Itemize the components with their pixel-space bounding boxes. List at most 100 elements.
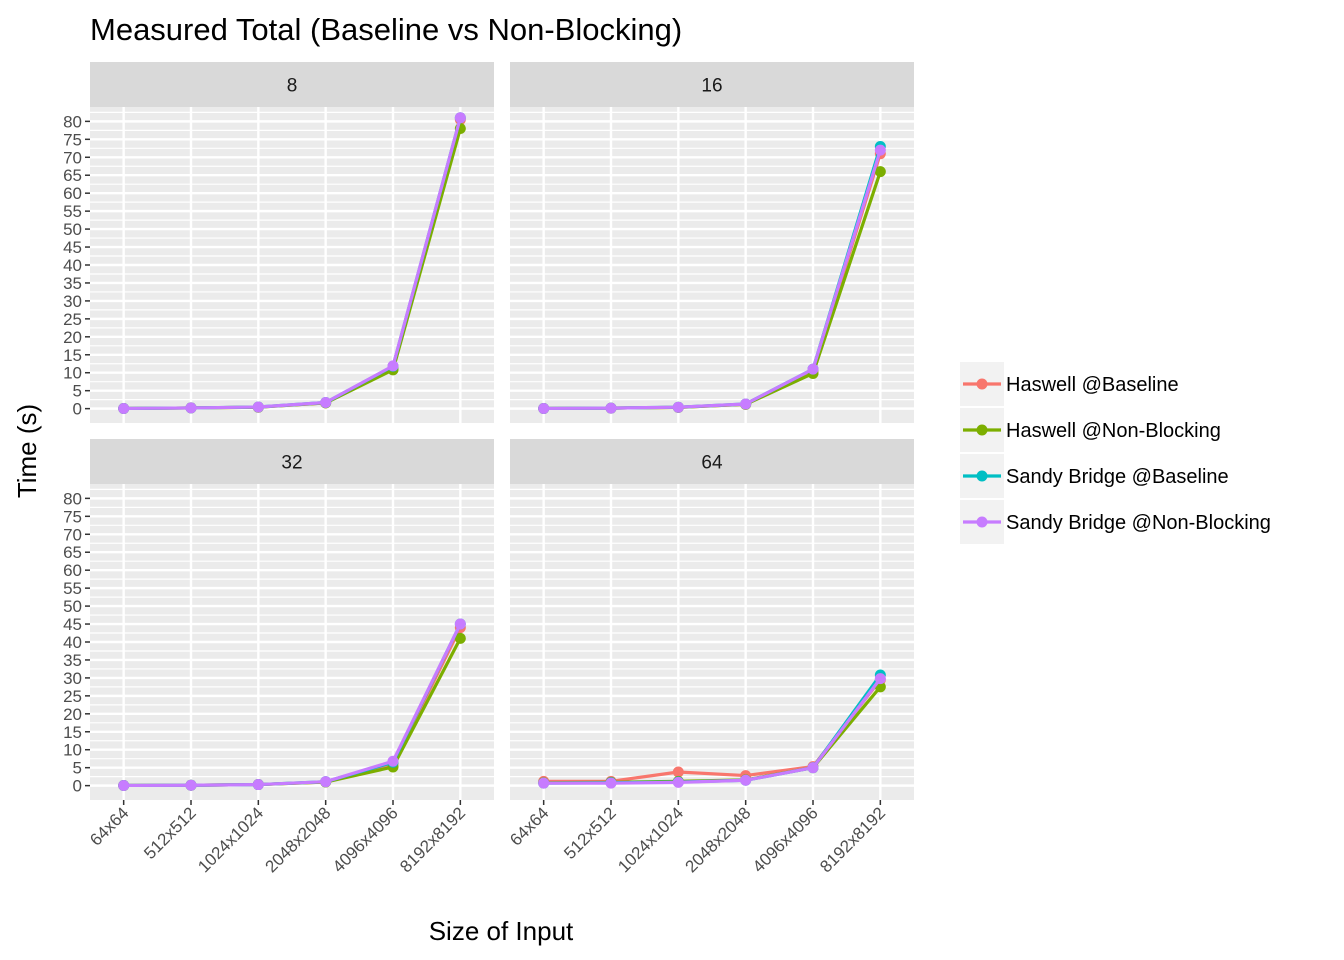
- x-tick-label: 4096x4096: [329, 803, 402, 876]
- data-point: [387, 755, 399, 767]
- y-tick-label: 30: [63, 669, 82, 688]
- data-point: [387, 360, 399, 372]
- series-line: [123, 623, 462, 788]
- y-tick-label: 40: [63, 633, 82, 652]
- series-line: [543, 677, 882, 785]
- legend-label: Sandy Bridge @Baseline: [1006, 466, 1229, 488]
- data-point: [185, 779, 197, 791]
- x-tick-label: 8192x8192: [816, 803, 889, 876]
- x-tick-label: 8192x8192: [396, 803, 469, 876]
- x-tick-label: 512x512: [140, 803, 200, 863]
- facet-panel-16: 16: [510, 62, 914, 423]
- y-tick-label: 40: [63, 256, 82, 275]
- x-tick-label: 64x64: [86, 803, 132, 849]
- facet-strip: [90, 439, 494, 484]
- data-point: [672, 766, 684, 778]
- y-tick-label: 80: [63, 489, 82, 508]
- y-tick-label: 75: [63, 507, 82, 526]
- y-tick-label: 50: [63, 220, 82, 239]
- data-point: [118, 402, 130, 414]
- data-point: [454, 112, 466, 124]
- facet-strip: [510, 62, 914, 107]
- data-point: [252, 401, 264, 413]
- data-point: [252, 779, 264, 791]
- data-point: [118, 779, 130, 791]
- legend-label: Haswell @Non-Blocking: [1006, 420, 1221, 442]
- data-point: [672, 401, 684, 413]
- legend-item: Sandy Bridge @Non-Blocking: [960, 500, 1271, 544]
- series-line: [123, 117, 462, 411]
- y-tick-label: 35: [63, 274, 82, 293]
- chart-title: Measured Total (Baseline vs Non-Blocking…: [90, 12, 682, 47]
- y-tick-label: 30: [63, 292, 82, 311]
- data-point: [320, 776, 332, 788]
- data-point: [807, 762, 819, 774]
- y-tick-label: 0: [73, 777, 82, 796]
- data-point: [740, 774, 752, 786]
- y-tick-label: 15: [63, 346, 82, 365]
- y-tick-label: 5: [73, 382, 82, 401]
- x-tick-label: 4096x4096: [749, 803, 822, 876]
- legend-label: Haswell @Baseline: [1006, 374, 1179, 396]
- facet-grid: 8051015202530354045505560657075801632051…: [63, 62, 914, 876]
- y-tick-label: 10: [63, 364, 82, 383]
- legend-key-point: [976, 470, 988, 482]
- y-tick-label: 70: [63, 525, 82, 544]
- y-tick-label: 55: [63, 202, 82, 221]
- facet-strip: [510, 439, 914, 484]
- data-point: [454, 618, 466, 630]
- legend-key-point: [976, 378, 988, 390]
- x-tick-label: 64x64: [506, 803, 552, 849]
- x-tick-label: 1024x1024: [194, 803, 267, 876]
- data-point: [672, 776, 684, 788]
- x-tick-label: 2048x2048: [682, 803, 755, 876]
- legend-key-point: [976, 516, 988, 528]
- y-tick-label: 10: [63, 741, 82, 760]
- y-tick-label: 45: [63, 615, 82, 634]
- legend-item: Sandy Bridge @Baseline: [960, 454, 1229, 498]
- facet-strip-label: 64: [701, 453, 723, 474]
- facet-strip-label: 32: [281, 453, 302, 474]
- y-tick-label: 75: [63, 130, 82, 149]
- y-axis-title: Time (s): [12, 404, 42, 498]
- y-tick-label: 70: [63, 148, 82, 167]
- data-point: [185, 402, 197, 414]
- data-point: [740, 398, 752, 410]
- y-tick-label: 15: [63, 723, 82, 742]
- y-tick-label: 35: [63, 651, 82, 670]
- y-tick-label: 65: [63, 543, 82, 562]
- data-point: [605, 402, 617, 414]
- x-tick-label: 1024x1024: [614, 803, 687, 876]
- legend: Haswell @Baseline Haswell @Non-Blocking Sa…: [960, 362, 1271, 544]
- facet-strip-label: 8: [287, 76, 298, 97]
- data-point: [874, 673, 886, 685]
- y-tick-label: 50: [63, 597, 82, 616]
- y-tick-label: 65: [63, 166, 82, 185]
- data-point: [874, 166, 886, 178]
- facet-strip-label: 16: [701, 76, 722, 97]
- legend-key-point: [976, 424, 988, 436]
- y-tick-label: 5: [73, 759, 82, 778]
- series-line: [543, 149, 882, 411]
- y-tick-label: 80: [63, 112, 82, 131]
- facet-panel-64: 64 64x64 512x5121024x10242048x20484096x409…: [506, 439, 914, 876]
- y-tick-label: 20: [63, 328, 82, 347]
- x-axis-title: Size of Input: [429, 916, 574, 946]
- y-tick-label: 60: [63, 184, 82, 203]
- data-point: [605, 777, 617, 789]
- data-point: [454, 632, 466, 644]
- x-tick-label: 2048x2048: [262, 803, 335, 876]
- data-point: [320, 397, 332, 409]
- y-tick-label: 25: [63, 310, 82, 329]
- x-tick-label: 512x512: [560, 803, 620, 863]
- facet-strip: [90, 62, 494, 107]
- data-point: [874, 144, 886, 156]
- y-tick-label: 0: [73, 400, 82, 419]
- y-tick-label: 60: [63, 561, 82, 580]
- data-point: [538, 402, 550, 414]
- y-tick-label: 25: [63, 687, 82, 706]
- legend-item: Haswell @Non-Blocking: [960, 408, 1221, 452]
***
Exercise task |
Write out the material above line for line, with nothing changed, and leave the pictures out.

Solution to the problem |
Itemize the components with their pixel-space bounding boxes. List at most 100 elements.
- x-tick-label: 4096x4096: [329, 803, 402, 876]
- data-point: [387, 755, 399, 767]
- y-tick-label: 30: [63, 669, 82, 688]
- data-point: [387, 360, 399, 372]
- series-line: [123, 623, 462, 788]
- y-tick-label: 40: [63, 633, 82, 652]
- series-line: [543, 677, 882, 785]
- legend-label: Sandy Bridge @Baseline: [1006, 466, 1229, 488]
- data-point: [185, 779, 197, 791]
- x-tick-label: 8192x8192: [816, 803, 889, 876]
- x-tick-label: 8192x8192: [396, 803, 469, 876]
- x-tick-label: 512x512: [140, 803, 200, 863]
- facet-panel-16: 16: [510, 62, 914, 423]
- y-tick-label: 40: [63, 256, 82, 275]
- x-tick-label: 64x64: [86, 803, 132, 849]
- facet-strip: [90, 439, 494, 484]
- data-point: [672, 766, 684, 778]
- y-tick-label: 80: [63, 489, 82, 508]
- y-tick-label: 75: [63, 507, 82, 526]
- y-tick-label: 50: [63, 220, 82, 239]
- data-point: [118, 402, 130, 414]
- data-point: [454, 112, 466, 124]
- facet-strip: [510, 62, 914, 107]
- data-point: [252, 401, 264, 413]
- data-point: [252, 779, 264, 791]
- data-point: [118, 779, 130, 791]
- legend-label: Haswell @Non-Blocking: [1006, 420, 1221, 442]
- data-point: [672, 401, 684, 413]
- legend-item: Sandy Bridge @Non-Blocking: [960, 500, 1271, 544]
- series-line: [123, 117, 462, 411]
- y-tick-label: 35: [63, 274, 82, 293]
- chart-title: Measured Total (Baseline vs Non-Blocking…: [90, 12, 682, 47]
- y-tick-label: 30: [63, 292, 82, 311]
- data-point: [320, 776, 332, 788]
- data-point: [807, 762, 819, 774]
- y-tick-label: 0: [73, 777, 82, 796]
- data-point: [740, 774, 752, 786]
- y-tick-label: 15: [63, 346, 82, 365]
- y-tick-label: 5: [73, 382, 82, 401]
- x-tick-label: 4096x4096: [749, 803, 822, 876]
- legend-label: Haswell @Baseline: [1006, 374, 1179, 396]
- facet-grid: 8051015202530354045505560657075801632051…: [63, 62, 914, 876]
- y-tick-label: 10: [63, 364, 82, 383]
- legend-key-point: [976, 470, 988, 482]
- y-tick-label: 70: [63, 525, 82, 544]
- y-tick-label: 55: [63, 202, 82, 221]
- facet-strip: [510, 439, 914, 484]
- data-point: [454, 618, 466, 630]
- legend-key-point: [976, 378, 988, 390]
- x-tick-label: 64x64: [506, 803, 552, 849]
- x-tick-label: 1024x1024: [194, 803, 267, 876]
- data-point: [672, 776, 684, 788]
- x-tick-label: 2048x2048: [682, 803, 755, 876]
- legend-key-point: [976, 516, 988, 528]
- y-tick-label: 10: [63, 741, 82, 760]
- y-tick-label: 45: [63, 615, 82, 634]
- legend-item: Sandy Bridge @Baseline: [960, 454, 1229, 498]
- facet-strip-label: 64: [701, 453, 723, 474]
- facet-strip-label: 32: [281, 453, 302, 474]
- y-tick-label: 75: [63, 130, 82, 149]
- y-axis-title: Time (s): [12, 404, 42, 498]
- y-tick-label: 70: [63, 148, 82, 167]
- data-point: [185, 402, 197, 414]
- data-point: [740, 398, 752, 410]
- y-tick-label: 15: [63, 723, 82, 742]
- y-tick-label: 35: [63, 651, 82, 670]
- y-tick-label: 65: [63, 543, 82, 562]
- data-point: [605, 402, 617, 414]
- x-tick-label: 1024x1024: [614, 803, 687, 876]
- legend: Haswell @Baseline Haswell @Non-Blocking Sa…: [960, 362, 1271, 544]
- facet-strip-label: 8: [287, 76, 298, 97]
- data-point: [874, 673, 886, 685]
- y-tick-label: 50: [63, 597, 82, 616]
- y-tick-label: 65: [63, 166, 82, 185]
- data-point: [874, 166, 886, 178]
- facet-strip-label: 16: [701, 76, 722, 97]
- legend-key-point: [976, 424, 988, 436]
- y-tick-label: 5: [73, 759, 82, 778]
- series-line: [543, 149, 882, 411]
- y-tick-label: 80: [63, 112, 82, 131]
- facet-panel-64: 64 64x64 512x5121024x10242048x20484096x409…: [506, 439, 914, 876]
- y-tick-label: 20: [63, 328, 82, 347]
- x-axis-title: Size of Input: [429, 916, 574, 946]
- y-tick-label: 60: [63, 184, 82, 203]
- data-point: [605, 777, 617, 789]
- data-point: [454, 632, 466, 644]
- x-tick-label: 2048x2048: [262, 803, 335, 876]
- data-point: [320, 397, 332, 409]
- y-tick-label: 25: [63, 310, 82, 329]
- x-tick-label: 512x512: [560, 803, 620, 863]
- facet-strip: [90, 62, 494, 107]
- data-point: [874, 144, 886, 156]
- y-tick-label: 0: [73, 400, 82, 419]
- y-tick-label: 60: [63, 561, 82, 580]
- data-point: [538, 402, 550, 414]
- y-tick-label: 25: [63, 687, 82, 706]
- legend-item: Haswell @Non-Blocking: [960, 408, 1221, 452]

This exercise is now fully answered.